• **Problem to solve**
Work through the data below and copy out every line where "ylabel" is found.

• **Data records**
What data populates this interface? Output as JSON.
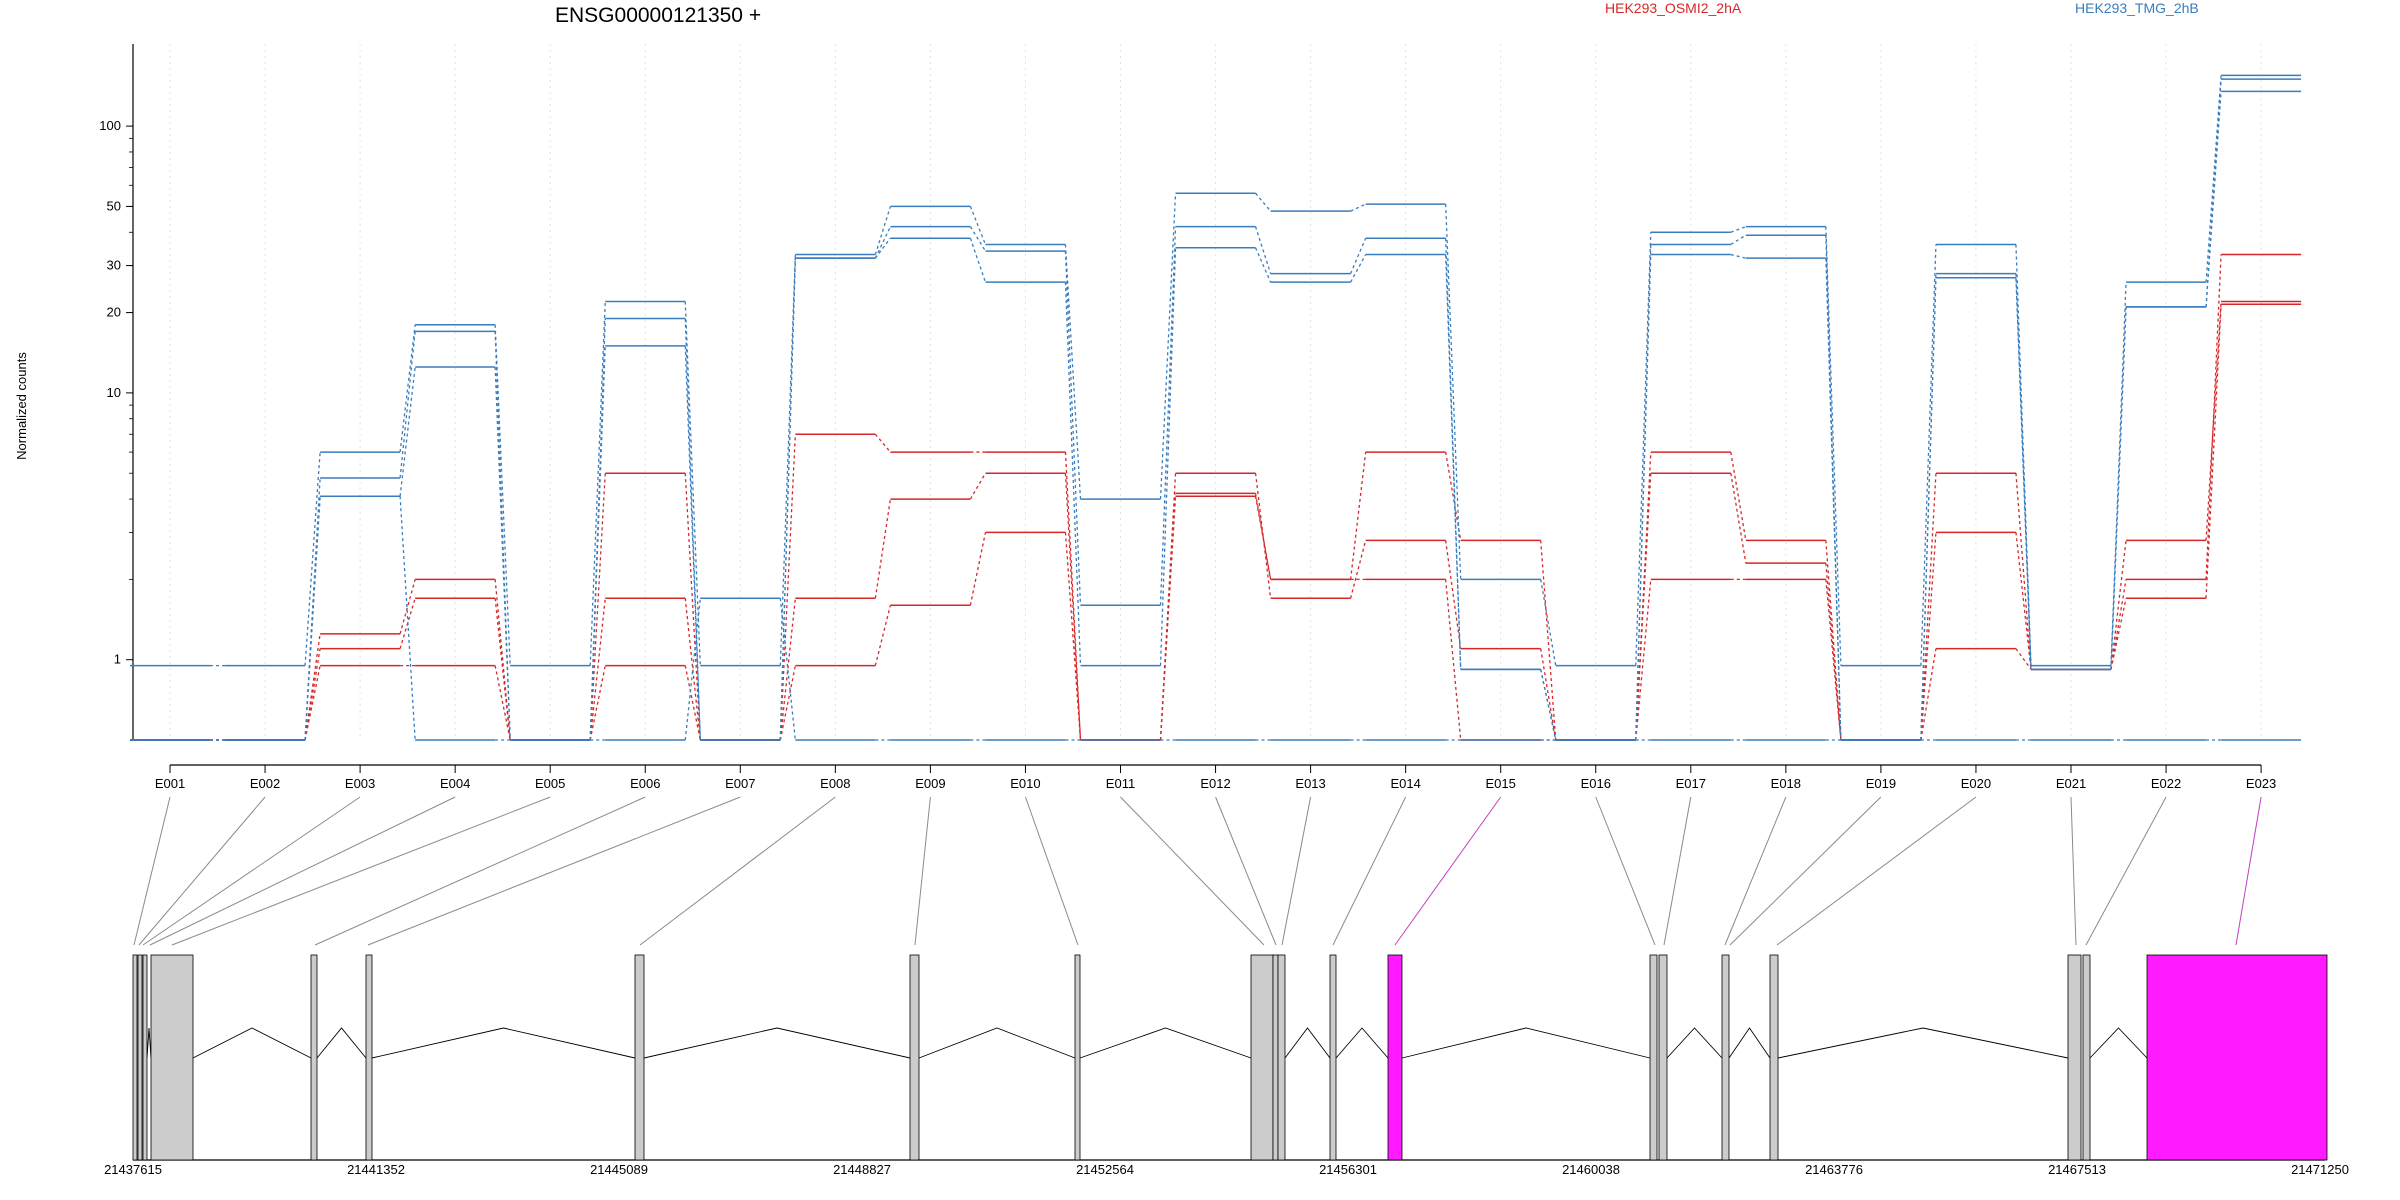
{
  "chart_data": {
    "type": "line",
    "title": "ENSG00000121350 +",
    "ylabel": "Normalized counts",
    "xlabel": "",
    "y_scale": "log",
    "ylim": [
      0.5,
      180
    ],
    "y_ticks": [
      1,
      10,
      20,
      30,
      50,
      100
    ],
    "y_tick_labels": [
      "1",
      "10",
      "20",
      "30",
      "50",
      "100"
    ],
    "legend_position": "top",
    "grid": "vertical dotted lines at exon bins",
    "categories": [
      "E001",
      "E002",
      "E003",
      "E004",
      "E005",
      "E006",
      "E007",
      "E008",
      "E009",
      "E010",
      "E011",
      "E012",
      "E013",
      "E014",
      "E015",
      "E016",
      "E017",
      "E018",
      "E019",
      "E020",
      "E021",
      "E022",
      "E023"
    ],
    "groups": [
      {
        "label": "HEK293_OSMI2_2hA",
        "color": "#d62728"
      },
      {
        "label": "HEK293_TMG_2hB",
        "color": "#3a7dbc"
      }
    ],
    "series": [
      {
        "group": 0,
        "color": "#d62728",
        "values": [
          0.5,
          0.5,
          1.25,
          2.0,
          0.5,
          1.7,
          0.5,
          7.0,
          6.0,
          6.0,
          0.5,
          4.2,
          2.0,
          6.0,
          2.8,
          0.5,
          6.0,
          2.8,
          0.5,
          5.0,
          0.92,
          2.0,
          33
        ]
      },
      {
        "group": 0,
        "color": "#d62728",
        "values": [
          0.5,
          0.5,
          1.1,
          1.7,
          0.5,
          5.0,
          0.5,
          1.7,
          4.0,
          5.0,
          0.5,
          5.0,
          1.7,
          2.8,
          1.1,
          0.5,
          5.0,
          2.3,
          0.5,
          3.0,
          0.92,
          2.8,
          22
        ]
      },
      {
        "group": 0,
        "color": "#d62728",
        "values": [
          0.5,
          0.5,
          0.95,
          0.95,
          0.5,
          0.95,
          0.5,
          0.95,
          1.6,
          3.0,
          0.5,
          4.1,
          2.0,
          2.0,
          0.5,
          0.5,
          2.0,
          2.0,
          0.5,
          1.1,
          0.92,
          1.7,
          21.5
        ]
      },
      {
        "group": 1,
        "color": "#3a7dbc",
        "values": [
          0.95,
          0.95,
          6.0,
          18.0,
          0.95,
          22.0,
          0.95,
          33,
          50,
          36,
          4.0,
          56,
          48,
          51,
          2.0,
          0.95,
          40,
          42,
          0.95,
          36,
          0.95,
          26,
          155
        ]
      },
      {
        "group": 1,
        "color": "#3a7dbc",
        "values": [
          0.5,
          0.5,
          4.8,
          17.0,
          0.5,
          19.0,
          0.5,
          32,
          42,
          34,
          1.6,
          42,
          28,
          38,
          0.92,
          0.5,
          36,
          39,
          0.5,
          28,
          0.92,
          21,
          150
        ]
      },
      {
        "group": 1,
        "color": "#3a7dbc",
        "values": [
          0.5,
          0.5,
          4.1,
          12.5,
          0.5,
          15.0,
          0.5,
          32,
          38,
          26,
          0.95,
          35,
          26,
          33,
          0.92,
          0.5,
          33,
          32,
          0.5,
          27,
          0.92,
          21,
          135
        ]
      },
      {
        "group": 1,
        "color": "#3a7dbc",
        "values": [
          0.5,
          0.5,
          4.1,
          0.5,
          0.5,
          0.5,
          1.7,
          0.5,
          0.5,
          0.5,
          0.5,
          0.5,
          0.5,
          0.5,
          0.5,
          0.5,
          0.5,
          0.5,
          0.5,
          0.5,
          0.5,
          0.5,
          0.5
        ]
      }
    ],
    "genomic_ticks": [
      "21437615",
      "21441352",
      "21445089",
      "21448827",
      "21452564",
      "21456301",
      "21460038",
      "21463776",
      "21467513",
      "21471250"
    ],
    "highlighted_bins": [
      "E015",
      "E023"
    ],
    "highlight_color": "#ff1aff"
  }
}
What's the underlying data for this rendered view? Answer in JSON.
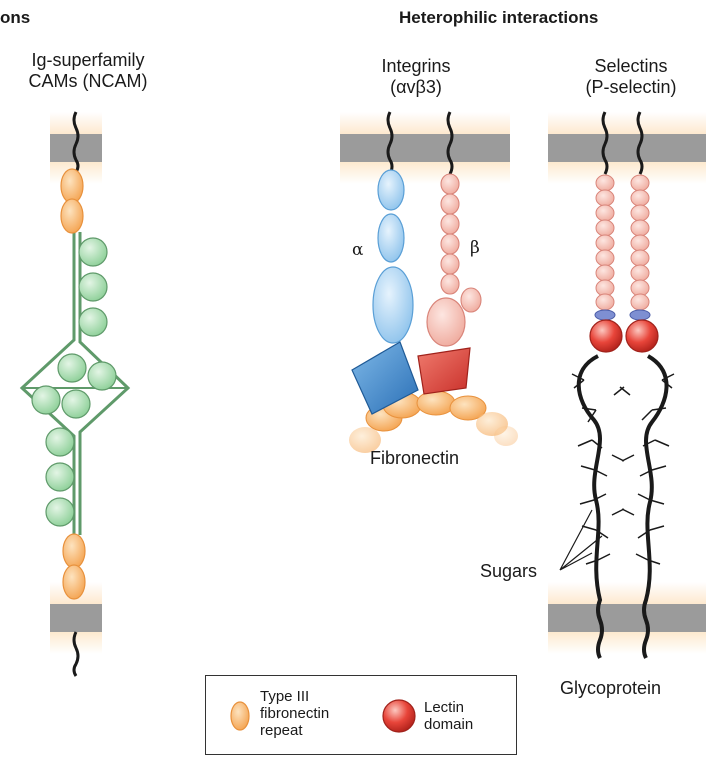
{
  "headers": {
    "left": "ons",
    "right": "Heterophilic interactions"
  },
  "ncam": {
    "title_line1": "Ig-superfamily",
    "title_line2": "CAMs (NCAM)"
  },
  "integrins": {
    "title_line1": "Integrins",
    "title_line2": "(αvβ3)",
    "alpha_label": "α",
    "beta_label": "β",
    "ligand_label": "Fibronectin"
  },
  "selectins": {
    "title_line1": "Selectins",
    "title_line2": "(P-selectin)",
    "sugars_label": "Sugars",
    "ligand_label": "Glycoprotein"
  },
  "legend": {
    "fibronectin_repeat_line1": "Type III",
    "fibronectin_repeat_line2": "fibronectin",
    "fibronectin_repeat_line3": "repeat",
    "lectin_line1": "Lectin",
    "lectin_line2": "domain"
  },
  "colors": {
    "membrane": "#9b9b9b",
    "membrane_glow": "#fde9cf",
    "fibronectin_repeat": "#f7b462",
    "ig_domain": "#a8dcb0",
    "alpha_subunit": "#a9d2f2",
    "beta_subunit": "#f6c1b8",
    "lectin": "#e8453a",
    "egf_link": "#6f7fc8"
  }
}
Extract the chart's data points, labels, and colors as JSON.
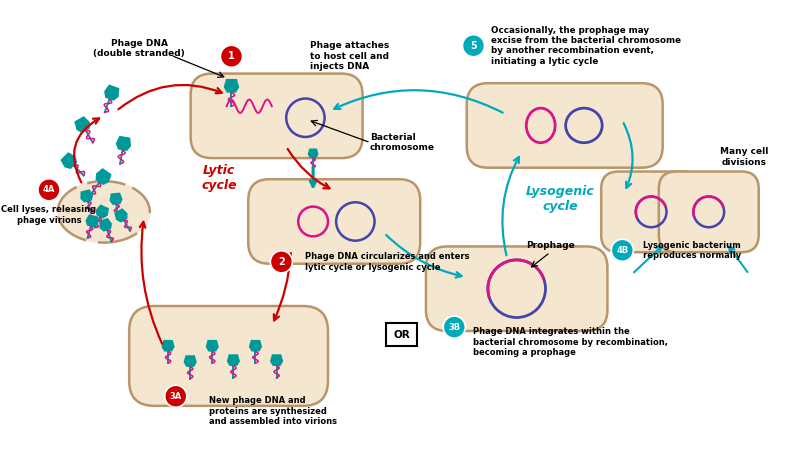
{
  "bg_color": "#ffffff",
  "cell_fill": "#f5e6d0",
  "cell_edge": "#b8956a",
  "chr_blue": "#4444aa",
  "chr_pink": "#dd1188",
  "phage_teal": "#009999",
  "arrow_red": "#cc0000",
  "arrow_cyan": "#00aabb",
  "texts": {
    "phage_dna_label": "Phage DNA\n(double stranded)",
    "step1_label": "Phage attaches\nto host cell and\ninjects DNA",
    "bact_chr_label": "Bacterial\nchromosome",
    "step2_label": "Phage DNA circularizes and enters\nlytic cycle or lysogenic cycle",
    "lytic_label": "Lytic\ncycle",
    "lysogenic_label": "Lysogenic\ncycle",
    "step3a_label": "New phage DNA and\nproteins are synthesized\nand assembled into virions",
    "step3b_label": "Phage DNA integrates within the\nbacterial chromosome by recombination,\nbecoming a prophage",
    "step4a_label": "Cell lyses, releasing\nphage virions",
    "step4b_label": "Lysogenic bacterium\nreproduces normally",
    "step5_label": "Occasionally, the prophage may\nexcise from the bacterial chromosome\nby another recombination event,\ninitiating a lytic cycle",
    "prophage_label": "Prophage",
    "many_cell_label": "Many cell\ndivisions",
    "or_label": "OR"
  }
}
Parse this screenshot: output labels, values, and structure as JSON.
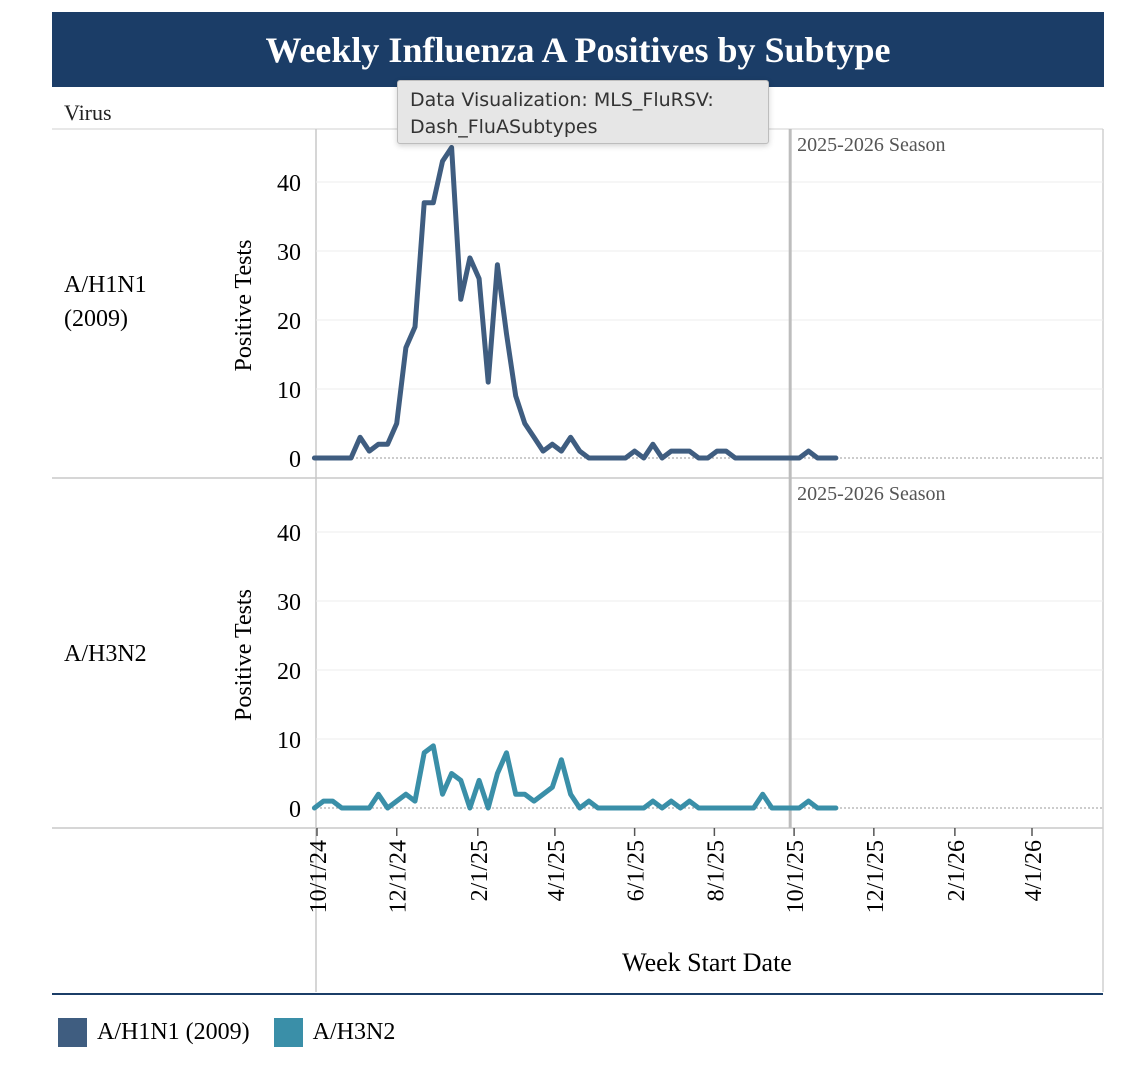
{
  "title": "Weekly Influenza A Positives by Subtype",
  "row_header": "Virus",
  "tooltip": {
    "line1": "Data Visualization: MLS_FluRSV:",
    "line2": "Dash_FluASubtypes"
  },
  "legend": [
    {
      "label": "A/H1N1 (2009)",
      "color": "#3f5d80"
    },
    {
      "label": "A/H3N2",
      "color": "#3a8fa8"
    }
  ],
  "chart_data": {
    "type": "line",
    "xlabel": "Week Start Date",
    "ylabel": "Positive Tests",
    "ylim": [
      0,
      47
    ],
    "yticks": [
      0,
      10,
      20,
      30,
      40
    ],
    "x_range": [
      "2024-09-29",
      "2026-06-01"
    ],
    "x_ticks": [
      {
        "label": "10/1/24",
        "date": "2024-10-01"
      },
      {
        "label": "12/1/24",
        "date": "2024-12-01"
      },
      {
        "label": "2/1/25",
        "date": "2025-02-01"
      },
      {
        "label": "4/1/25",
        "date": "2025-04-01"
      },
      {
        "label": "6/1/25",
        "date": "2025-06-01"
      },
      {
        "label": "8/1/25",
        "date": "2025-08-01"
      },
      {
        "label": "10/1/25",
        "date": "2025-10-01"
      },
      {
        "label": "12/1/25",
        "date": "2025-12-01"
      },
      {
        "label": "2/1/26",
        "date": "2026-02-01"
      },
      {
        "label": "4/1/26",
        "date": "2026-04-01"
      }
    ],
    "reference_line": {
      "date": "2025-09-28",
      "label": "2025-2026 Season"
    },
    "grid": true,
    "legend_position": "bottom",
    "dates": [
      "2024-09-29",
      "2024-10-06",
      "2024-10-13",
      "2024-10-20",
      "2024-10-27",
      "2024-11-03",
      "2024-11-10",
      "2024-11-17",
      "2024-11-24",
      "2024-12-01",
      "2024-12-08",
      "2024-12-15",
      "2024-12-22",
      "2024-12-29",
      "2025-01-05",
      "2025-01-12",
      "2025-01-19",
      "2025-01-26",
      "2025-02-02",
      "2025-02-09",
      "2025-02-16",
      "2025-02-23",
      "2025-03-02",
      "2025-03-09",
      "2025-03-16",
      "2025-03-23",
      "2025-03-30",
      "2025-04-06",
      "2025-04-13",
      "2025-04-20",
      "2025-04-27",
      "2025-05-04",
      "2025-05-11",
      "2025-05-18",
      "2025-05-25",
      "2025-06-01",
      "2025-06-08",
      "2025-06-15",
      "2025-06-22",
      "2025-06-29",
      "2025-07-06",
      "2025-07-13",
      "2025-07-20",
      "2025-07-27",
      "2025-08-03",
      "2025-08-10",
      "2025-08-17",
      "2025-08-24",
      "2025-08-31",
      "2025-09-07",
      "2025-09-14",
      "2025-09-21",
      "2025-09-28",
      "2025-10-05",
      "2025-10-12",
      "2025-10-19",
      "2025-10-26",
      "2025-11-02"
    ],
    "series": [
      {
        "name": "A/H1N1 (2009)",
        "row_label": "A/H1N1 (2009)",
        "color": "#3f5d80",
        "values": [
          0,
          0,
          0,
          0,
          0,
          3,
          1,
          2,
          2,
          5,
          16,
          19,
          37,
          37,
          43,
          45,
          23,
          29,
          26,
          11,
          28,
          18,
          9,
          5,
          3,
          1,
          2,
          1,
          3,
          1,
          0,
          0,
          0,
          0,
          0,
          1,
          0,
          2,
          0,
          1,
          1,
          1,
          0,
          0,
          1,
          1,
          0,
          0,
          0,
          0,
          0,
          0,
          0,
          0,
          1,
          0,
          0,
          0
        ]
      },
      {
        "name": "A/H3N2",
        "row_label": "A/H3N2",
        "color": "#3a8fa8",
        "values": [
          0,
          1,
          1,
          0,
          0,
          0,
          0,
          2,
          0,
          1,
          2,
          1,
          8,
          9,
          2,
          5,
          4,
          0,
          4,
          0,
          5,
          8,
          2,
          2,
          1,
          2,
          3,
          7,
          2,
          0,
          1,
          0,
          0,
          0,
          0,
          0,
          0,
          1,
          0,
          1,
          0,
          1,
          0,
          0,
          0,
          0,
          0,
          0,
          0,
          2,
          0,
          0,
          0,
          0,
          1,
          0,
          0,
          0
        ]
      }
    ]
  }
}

• **Reply**
    "ylabel": "Normalized counts",
    "ylabel": "Positive Tests",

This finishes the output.